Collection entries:
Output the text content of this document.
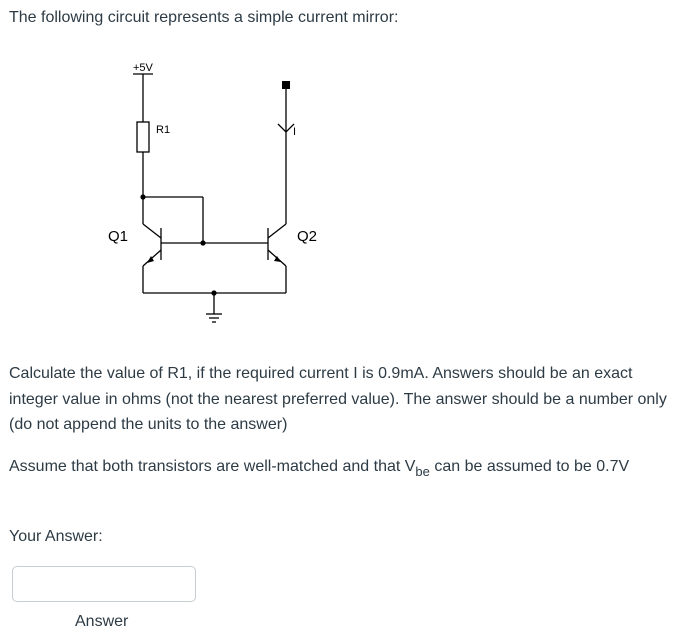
The following circuit represents a simple current mirror:
+5V
R1
Q1	Q2
I

Calculate the value of R1, if the required current I is 0.9mA. Answers should be an exact integer value in ohms (not the nearest preferred value). The answer should be a number only (do not append the units to the answer)

Assume that both transistors are well-matched and that $V_{be}$ can be assumed to be 0.7V

Your Answer:
Answer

» **WHAT NEEDS TO BE DONE**
Each line in the data that holds the string "current" should be found and copied.

» **EXERCISE OUTPUT**
The following circuit represents a simple current mirror:
Calculate the value of R1, if the required current I is 0.9mA. Answers should be an exact integer value in ohms (not the nearest preferred value). The answer should be a number only (do not append the units to the answer)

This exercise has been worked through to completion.